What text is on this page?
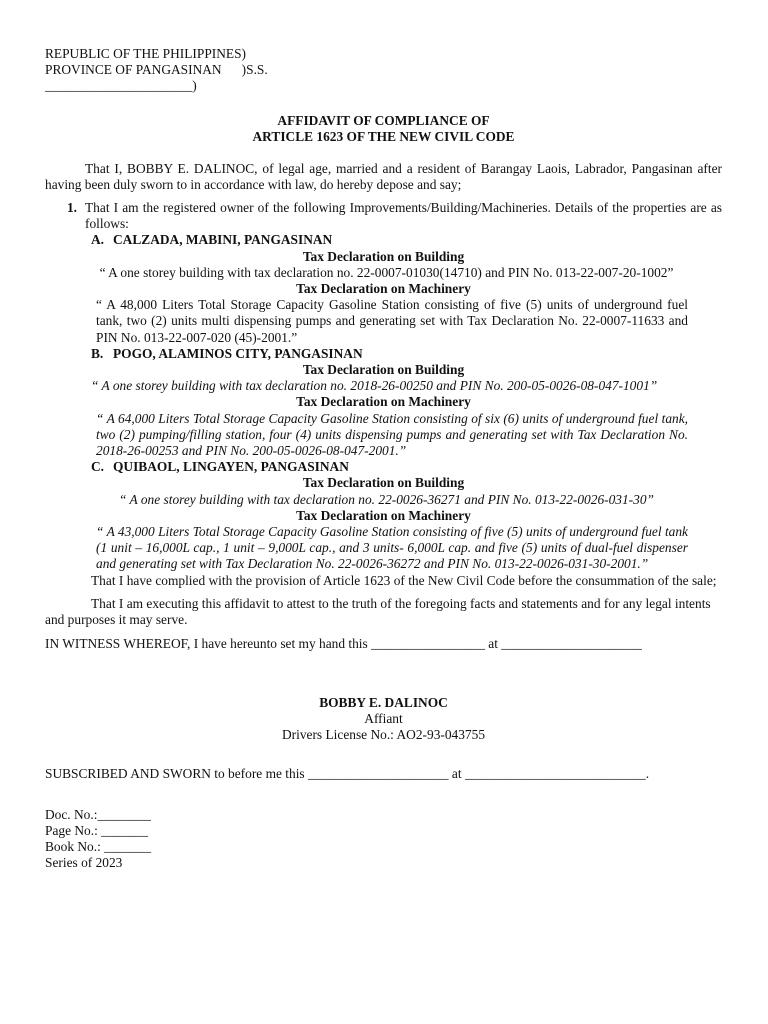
REPUBLIC OF THE PHILIPPINES)
PROVINCE OF PANGASINAN      )S.S.
______________________)
AFFIDAVIT OF COMPLIANCE OF
ARTICLE 1623 OF THE NEW CIVIL CODE
That I, BOBBY E. DALINOC, of legal age, married and a resident of Barangay Laois, Labrador, Pangasinan after having been duly sworn to in accordance with law, do hereby depose and say;
1. That I am the registered owner of the following Improvements/Building/Machineries. Details of the properties are as follows:
A. CALZADA, MABINI, PANGASINAN
Tax Declaration on Building
“ A one storey building with tax declaration no. 22-0007-01030(14710) and PIN No. 013-22-007-20-1002”
Tax Declaration on Machinery
“ A 48,000 Liters Total Storage Capacity Gasoline Station consisting of five (5) units of underground fuel tank, two (2) units multi dispensing pumps and generating set with Tax Declaration No. 22-0007-11633 and PIN No. 013-22-007-020 (45)-2001.”
B. POGO, ALAMINOS CITY, PANGASINAN
Tax Declaration on Building
“ A one storey building with tax declaration no. 2018-26-00250 and PIN No. 200-05-0026-08-047-1001”
Tax Declaration on Machinery
“ A 64,000 Liters Total Storage Capacity Gasoline Station consisting of six (6) units of underground fuel tank, two (2) pumping/filling station, four (4) units dispensing pumps and generating set with Tax Declaration No. 2018-26-00253 and PIN No. 200-05-0026-08-047-2001.”
C. QUIBAOL, LINGAYEN, PANGASINAN
Tax Declaration on Building
“ A one storey building with tax declaration no. 22-0026-36271 and PIN No. 013-22-0026-031-30”
Tax Declaration on Machinery
“ A 43,000 Liters Total Storage Capacity Gasoline Station consisting of five (5) units of underground fuel tank (1 unit – 16,000L cap., 1 unit – 9,000L cap., and 3 units- 6,000L cap. and five (5) units of dual-fuel dispenser and generating set with Tax Declaration No. 22-0026-36272 and PIN No. 013-22-0026-031-30-2001.”
That I have complied with the provision of Article 1623 of the New Civil Code before the consummation of the sale;
That I am executing this affidavit to attest to the truth of the foregoing facts and statements and for any legal intents and purposes it may serve.
IN WITNESS WHEREOF, I have hereunto set my hand this _________________ at _____________________
BOBBY E. DALINOC
Affiant
Drivers License No.: AO2-93-043755
SUBSCRIBED AND SWORN to before me this _____________________ at ___________________________.
Doc. No.:________
Page No.: _______
Book No.: _______
Series of 2023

• • • • • • •

* [REQUEST]:
Images do not belong in the copy; reproduce all other parts of the records above verbatim.

* [EXERCISE ANSWER]:
What text is on this page?
REPUBLIC OF THE PHILIPPINES)
PROVINCE OF PANGASINAN      )S.S.
______________________)
AFFIDAVIT OF COMPLIANCE OF
ARTICLE 1623 OF THE NEW CIVIL CODE
That I, BOBBY E. DALINOC, of legal age, married and a resident of Barangay Laois, Labrador, Pangasinan after having been duly sworn to in accordance with law, do hereby depose and say;
1. That I am the registered owner of the following Improvements/Building/Machineries. Details of the properties are as follows:
A. CALZADA, MABINI, PANGASINAN
Tax Declaration on Building
“ A one storey building with tax declaration no. 22-0007-01030(14710) and PIN No. 013-22-007-20-1002”
Tax Declaration on Machinery
“ A 48,000 Liters Total Storage Capacity Gasoline Station consisting of five (5) units of underground fuel tank, two (2) units multi dispensing pumps and generating set with Tax Declaration No. 22-0007-11633 and PIN No. 013-22-007-020 (45)-2001.”
B. POGO, ALAMINOS CITY, PANGASINAN
Tax Declaration on Building
“ A one storey building with tax declaration no. 2018-26-00250 and PIN No. 200-05-0026-08-047-1001”
Tax Declaration on Machinery
“ A 64,000 Liters Total Storage Capacity Gasoline Station consisting of six (6) units of underground fuel tank, two (2) pumping/filling station, four (4) units dispensing pumps and generating set with Tax Declaration No. 2018-26-00253 and PIN No. 200-05-0026-08-047-2001.”
C. QUIBAOL, LINGAYEN, PANGASINAN
Tax Declaration on Building
“ A one storey building with tax declaration no. 22-0026-36271 and PIN No. 013-22-0026-031-30”
Tax Declaration on Machinery
“ A 43,000 Liters Total Storage Capacity Gasoline Station consisting of five (5) units of underground fuel tank (1 unit – 16,000L cap., 1 unit – 9,000L cap., and 3 units- 6,000L cap. and five (5) units of dual-fuel dispenser and generating set with Tax Declaration No. 22-0026-36272 and PIN No. 013-22-0026-031-30-2001.”
That I have complied with the provision of Article 1623 of the New Civil Code before the consummation of the sale;
That I am executing this affidavit to attest to the truth of the foregoing facts and statements and for any legal intents and purposes it may serve.
IN WITNESS WHEREOF, I have hereunto set my hand this _________________ at _____________________
BOBBY E. DALINOC
Affiant
Drivers License No.: AO2-93-043755
SUBSCRIBED AND SWORN to before me this _____________________ at ___________________________.
Doc. No.:________
Page No.: _______
Book No.: _______
Series of 2023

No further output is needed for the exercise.